### EXTRACTED ENTRIES
===

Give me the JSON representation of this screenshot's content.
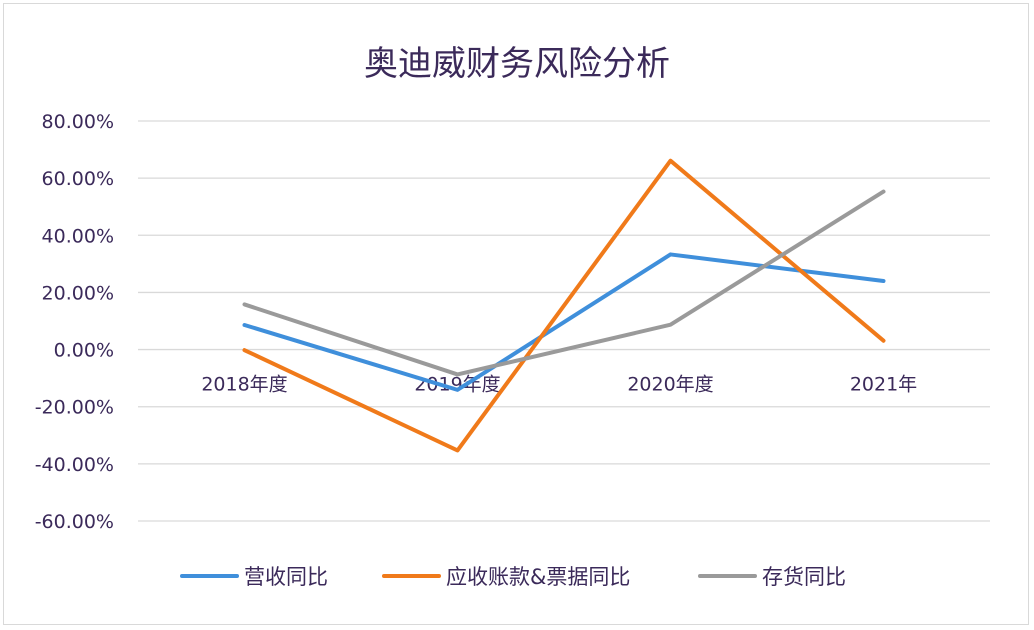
{
  "chart_data": {
    "type": "line",
    "title": "奥迪威财务风险分析",
    "categories": [
      "2018年度",
      "2019年度",
      "2020年度",
      "2021年"
    ],
    "series": [
      {
        "name": "营收同比",
        "color": "#3f8fdb",
        "values": [
          8.6,
          -14.1,
          33.3,
          24.0
        ]
      },
      {
        "name": "应收账款&票据同比",
        "color": "#f07a1a",
        "values": [
          -0.2,
          -35.3,
          66.1,
          3.1
        ]
      },
      {
        "name": "存货同比",
        "color": "#9a9a9a",
        "values": [
          15.8,
          -8.7,
          8.7,
          55.3
        ]
      }
    ],
    "ylim": [
      -60,
      80
    ],
    "yticks": [
      80,
      60,
      40,
      20,
      0,
      -20,
      -40,
      -60
    ],
    "ytick_labels": [
      "80.00%",
      "60.00%",
      "40.00%",
      "20.00%",
      "0.00%",
      "-20.00%",
      "-40.00%",
      "-60.00%"
    ],
    "xlabel": "",
    "ylabel": "",
    "grid": true,
    "legend_position": "bottom"
  }
}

===

Report how many lines in the records above contain the word "color", giving only the number.

### ANSWER FOR THE TASK
3